SUPPLIED DATA:
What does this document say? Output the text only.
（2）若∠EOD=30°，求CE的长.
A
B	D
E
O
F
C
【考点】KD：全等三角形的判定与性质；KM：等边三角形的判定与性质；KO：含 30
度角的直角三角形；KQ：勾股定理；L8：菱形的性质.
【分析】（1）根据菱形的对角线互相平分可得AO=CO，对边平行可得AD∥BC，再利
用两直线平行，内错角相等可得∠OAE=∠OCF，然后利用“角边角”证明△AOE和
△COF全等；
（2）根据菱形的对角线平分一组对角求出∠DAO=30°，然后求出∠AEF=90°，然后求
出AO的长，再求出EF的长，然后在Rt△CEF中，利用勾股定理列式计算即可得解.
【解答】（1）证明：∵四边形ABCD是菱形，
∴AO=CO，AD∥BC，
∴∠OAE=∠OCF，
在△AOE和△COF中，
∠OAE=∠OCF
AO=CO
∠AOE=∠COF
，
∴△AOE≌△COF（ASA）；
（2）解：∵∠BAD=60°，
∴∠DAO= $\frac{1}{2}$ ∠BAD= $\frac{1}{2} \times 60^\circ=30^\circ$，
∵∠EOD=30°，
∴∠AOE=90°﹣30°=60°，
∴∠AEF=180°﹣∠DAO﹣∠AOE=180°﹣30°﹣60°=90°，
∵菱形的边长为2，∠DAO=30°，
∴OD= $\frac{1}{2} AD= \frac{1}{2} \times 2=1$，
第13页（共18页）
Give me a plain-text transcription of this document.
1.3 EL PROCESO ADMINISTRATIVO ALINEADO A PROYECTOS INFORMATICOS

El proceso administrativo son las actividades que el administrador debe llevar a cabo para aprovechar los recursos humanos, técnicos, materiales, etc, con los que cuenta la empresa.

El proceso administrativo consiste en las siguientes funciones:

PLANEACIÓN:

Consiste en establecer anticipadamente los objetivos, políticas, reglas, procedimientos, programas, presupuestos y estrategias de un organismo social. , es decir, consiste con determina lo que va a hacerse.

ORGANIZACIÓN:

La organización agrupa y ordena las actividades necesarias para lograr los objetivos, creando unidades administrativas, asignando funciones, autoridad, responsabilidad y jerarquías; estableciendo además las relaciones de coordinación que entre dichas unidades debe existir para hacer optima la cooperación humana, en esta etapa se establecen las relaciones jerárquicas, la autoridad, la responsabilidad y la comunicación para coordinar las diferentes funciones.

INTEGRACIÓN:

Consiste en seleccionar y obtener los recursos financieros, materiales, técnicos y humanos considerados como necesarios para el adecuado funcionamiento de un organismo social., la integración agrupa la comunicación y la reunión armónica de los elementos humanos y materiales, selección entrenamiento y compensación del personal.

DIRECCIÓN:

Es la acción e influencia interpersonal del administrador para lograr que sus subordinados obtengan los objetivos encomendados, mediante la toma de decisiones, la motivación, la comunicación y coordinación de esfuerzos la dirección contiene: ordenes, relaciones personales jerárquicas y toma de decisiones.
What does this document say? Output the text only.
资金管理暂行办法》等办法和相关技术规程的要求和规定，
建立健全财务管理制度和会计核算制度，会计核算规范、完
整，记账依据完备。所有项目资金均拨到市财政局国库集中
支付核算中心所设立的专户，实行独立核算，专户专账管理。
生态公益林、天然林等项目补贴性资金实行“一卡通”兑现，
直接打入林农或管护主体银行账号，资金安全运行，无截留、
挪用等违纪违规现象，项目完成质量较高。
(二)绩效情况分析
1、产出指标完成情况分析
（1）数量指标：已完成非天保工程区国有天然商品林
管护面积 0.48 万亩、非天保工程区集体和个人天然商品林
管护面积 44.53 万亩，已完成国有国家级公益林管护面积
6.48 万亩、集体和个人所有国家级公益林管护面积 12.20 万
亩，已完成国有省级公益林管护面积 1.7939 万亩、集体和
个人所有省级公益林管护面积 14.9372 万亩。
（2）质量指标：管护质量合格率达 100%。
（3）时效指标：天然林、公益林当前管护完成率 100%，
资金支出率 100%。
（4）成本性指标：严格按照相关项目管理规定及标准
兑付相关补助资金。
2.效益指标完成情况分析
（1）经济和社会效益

CHALLENGE:
Extract the data exactly as given.

FINAL RESULT:
What does this document say? Output the text only.
（2）若∠EOD=30°，求CE的长.
A
B	D
E
O
F
C
【考点】KD：全等三角形的判定与性质；KM：等边三角形的判定与性质；KO：含 30
度角的直角三角形；KQ：勾股定理；L8：菱形的性质.
【分析】（1）根据菱形的对角线互相平分可得AO=CO，对边平行可得AD∥BC，再利
用两直线平行，内错角相等可得∠OAE=∠OCF，然后利用“角边角”证明△AOE和
△COF全等；
（2）根据菱形的对角线平分一组对角求出∠DAO=30°，然后求出∠AEF=90°，然后求
出AO的长，再求出EF的长，然后在Rt△CEF中，利用勾股定理列式计算即可得解.
【解答】（1）证明：∵四边形ABCD是菱形，
∴AO=CO，AD∥BC，
∴∠OAE=∠OCF，
在△AOE和△COF中，
∠OAE=∠OCF
AO=CO
∠AOE=∠COF
，
∴△AOE≌△COF（ASA）；
（2）解：∵∠BAD=60°，
∴∠DAO= $\frac{1}{2}$ ∠BAD= $\frac{1}{2} \times 60^\circ=30^\circ$，
∵∠EOD=30°，
∴∠AOE=90°﹣30°=60°，
∴∠AEF=180°﹣∠DAO﹣∠AOE=180°﹣30°﹣60°=90°，
∵菱形的边长为2，∠DAO=30°，
∴OD= $\frac{1}{2} AD= \frac{1}{2} \times 2=1$，
第13页（共18页）
Give me a plain-text transcription of this document.
1.3 EL PROCESO ADMINISTRATIVO ALINEADO A PROYECTOS INFORMATICOS

El proceso administrativo son las actividades que el administrador debe llevar a cabo para aprovechar los recursos humanos, técnicos, materiales, etc, con los que cuenta la empresa.

El proceso administrativo consiste en las siguientes funciones:

PLANEACIÓN:

Consiste en establecer anticipadamente los objetivos, políticas, reglas, procedimientos, programas, presupuestos y estrategias de un organismo social. , es decir, consiste con determina lo que va a hacerse.

ORGANIZACIÓN:

La organización agrupa y ordena las actividades necesarias para lograr los objetivos, creando unidades administrativas, asignando funciones, autoridad, responsabilidad y jerarquías; estableciendo además las relaciones de coordinación que entre dichas unidades debe existir para hacer optima la cooperación humana, en esta etapa se establecen las relaciones jerárquicas, la autoridad, la responsabilidad y la comunicación para coordinar las diferentes funciones.

INTEGRACIÓN:

Consiste en seleccionar y obtener los recursos financieros, materiales, técnicos y humanos considerados como necesarios para el adecuado funcionamiento de un organismo social., la integración agrupa la comunicación y la reunión armónica de los elementos humanos y materiales, selección entrenamiento y compensación del personal.

DIRECCIÓN:

Es la acción e influencia interpersonal del administrador para lograr que sus subordinados obtengan los objetivos encomendados, mediante la toma de decisiones, la motivación, la comunicación y coordinación de esfuerzos la dirección contiene: ordenes, relaciones personales jerárquicas y toma de decisiones.
What does this document say? Output the text only.
资金管理暂行办法》等办法和相关技术规程的要求和规定，
建立健全财务管理制度和会计核算制度，会计核算规范、完
整，记账依据完备。所有项目资金均拨到市财政局国库集中
支付核算中心所设立的专户，实行独立核算，专户专账管理。
生态公益林、天然林等项目补贴性资金实行“一卡通”兑现，
直接打入林农或管护主体银行账号，资金安全运行，无截留、
挪用等违纪违规现象，项目完成质量较高。
(二)绩效情况分析
1、产出指标完成情况分析
（1）数量指标：已完成非天保工程区国有天然商品林
管护面积 0.48 万亩、非天保工程区集体和个人天然商品林
管护面积 44.53 万亩，已完成国有国家级公益林管护面积
6.48 万亩、集体和个人所有国家级公益林管护面积 12.20 万
亩，已完成国有省级公益林管护面积 1.7939 万亩、集体和
个人所有省级公益林管护面积 14.9372 万亩。
（2）质量指标：管护质量合格率达 100%。
（3）时效指标：天然林、公益林当前管护完成率 100%，
资金支出率 100%。
（4）成本性指标：严格按照相关项目管理规定及标准
兑付相关补助资金。
2.效益指标完成情况分析
（1）经济和社会效益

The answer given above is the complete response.